Your task
Extract every line that contains the word "Πληρωτέο".

Extracted data entries:
※ ※ ※
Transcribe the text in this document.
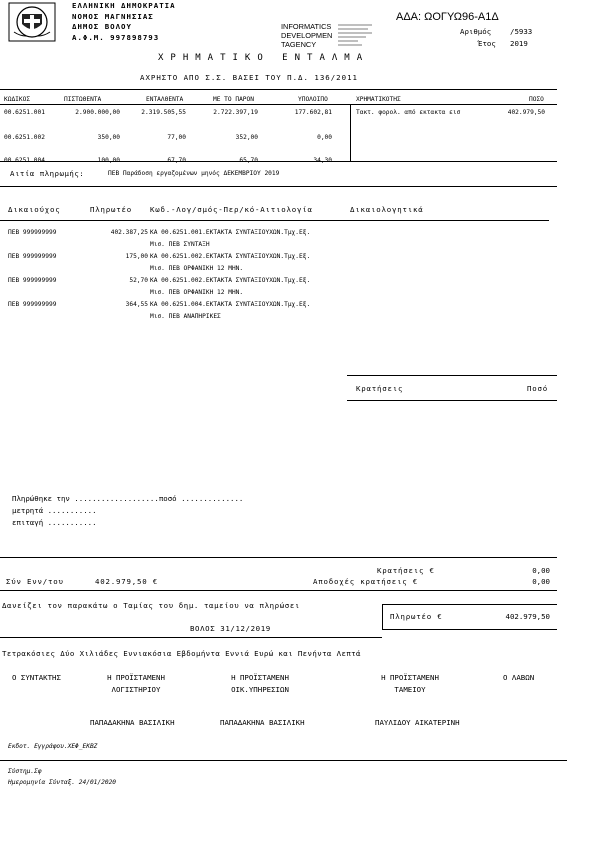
ΕΛΛΗΝΙΚΗ ΔΗΜΟΚΡΑΤΙΑ
ΝΟΜΟΣ ΜΑΓΝΗΣΙΑΣ
ΔΗΜΟΣ ΒΟΛΟΥ
Α.Φ.Μ. 997898793
INFORMATICS
DEVELOPMEN
TAGENCY
ΑΔΑ: ΩΟΓΥΩ96-Α1Δ
Αριθμός	/5933
Έτος 2019
ΧΡΗΜΑΤΙΚΟ ΕΝΤΑΛΜΑ
ΑΧΡΗΣΤΟ ΑΠΟ Σ.Σ. ΒΑΣΕΙ ΤΟΥ Π.Δ. 136/2011
ΚΩΔΙΚΟΣ	ΠΙΣΤΩΘΕΝΤΑ	ΕΝΤΑΛΘΕΝΤΑ	ΜΕ ΤΟ ΠΑΡΟΝ	ΥΠΟΛΟΙΠΟ	ΧΡΗΜΑΤΙΚΟΤΗΣ	ΠΟΣΟ
00.6251.001	2.900.000,00	2.319.505,55	2.722.397,19	177.602,81	Τακτ. φορολ. από εκτακτα εισ	402.979,50
00.6251.002	350,00	77,00	352,00	0,00
00.6251.004	100,00	67,70	65,70	34,30
Αιτία πληρωμής:	ΠΕΒ Παράδοση εργαζομένων μηνός ΔΕΚΕΜΒΡΙΟΥ 2019
Δικαιούχος	Πληρωτέο Κωδ.-Λογ/σμός-Περ/κό-Αιτιολογία	Δικαιολογητικά
ΠΕΒ 999999999	402.387,25 ΚΑ 00.6251.001.ΕΚΤΑΚΤΑ ΣΥΝΤΑΞΙΟΥΧΩΝ.Τμχ.Εξ.
Μισ. ΠΕΒ ΣΥΝΤΑΞΗ
ΠΕΒ 999999999	175,00 ΚΑ 00.6251.002.ΕΚΤΑΚΤΑ ΣΥΝΤΑΞΙΟΥΧΩΝ.Τμχ.Εξ.
Μισ. ΠΕΒ ΟΡΦΑΝΙΚΗ 12 ΜΗΝ.
ΠΕΒ 999999999	52,70 ΚΑ 00.6251.002.ΕΚΤΑΚΤΑ ΣΥΝΤΑΞΙΟΥΧΩΝ.Τμχ.Εξ.
Μισ. ΠΕΒ ΟΡΦΑΝΙΚΗ 12 ΜΗΝ.
ΠΕΒ 999999999	364,55 ΚΑ 00.6251.004.ΕΚΤΑΚΤΑ ΣΥΝΤΑΞΙΟΥΧΩΝ.Τμχ.Εξ.
Μισ. ΠΕΒ ΑΝΑΠΗΡΙΚΕΣ
Κρατήσεις	Ποσό
Πληρώθηκε την ...................ποσό ..............
μετρητά ...........
επιταγή ...........
Κρατήσεις €	0,00
Σύν Ενν/του	402.979,50 €	Αποδοχές κρατήσεις €	0,00
Δανείζει τον παρακάτω ο Ταμίας του δημ. ταμείου να πληρώσει
Πληρωτέο €	402.979,50
ΒΟΛΟΣ 31/12/2019
Τετρακόσιες Δύο Χιλιάδες Εννιακόσια Εβδομήντα Εννιά Ευρώ και Πενήντα Λεπτά
Ο ΣΥΝΤΑΚΤΗΣ	Η ΠΡΟΪΣΤΑΜΕΝΗ
ΛΟΓΙΣΤΗΡΙΟΥ
Η ΠΡΟΪΣΤΑΜΕΝΗ
ΟΙΚ.ΥΠΗΡΕΣΙΩΝ
Η ΠΡΟΪΣΤΑΜΕΝΗ
ΤΑΜΕΙΟΥ
Ο ΛΑΒΩΝ
ΠΑΠΑΔΑΚΗΝΑ ΒΑΣΙΛΙΚΗ	ΠΑΠΑΔΑΚΗΝΑ ΒΑΣΙΛΙΚΗ	ΠΑΥΛΙΔΟΥ ΑΙΚΑΤΕΡΙΝΗ
Εκδοτ. Εγγράφου.ΧΕΦ_ΕΚΒΖ
Σύστημ.Σφ
Ημερομηνία Σύνταξ. 24/01/2020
※ ※ ※
Response to the task
Δικαιούχος	Πληρωτέο Κωδ.-Λογ/σμός-Περ/κό-Αιτιολογία	Δικαιολογητικά
Πληρωτέο €	402.979,50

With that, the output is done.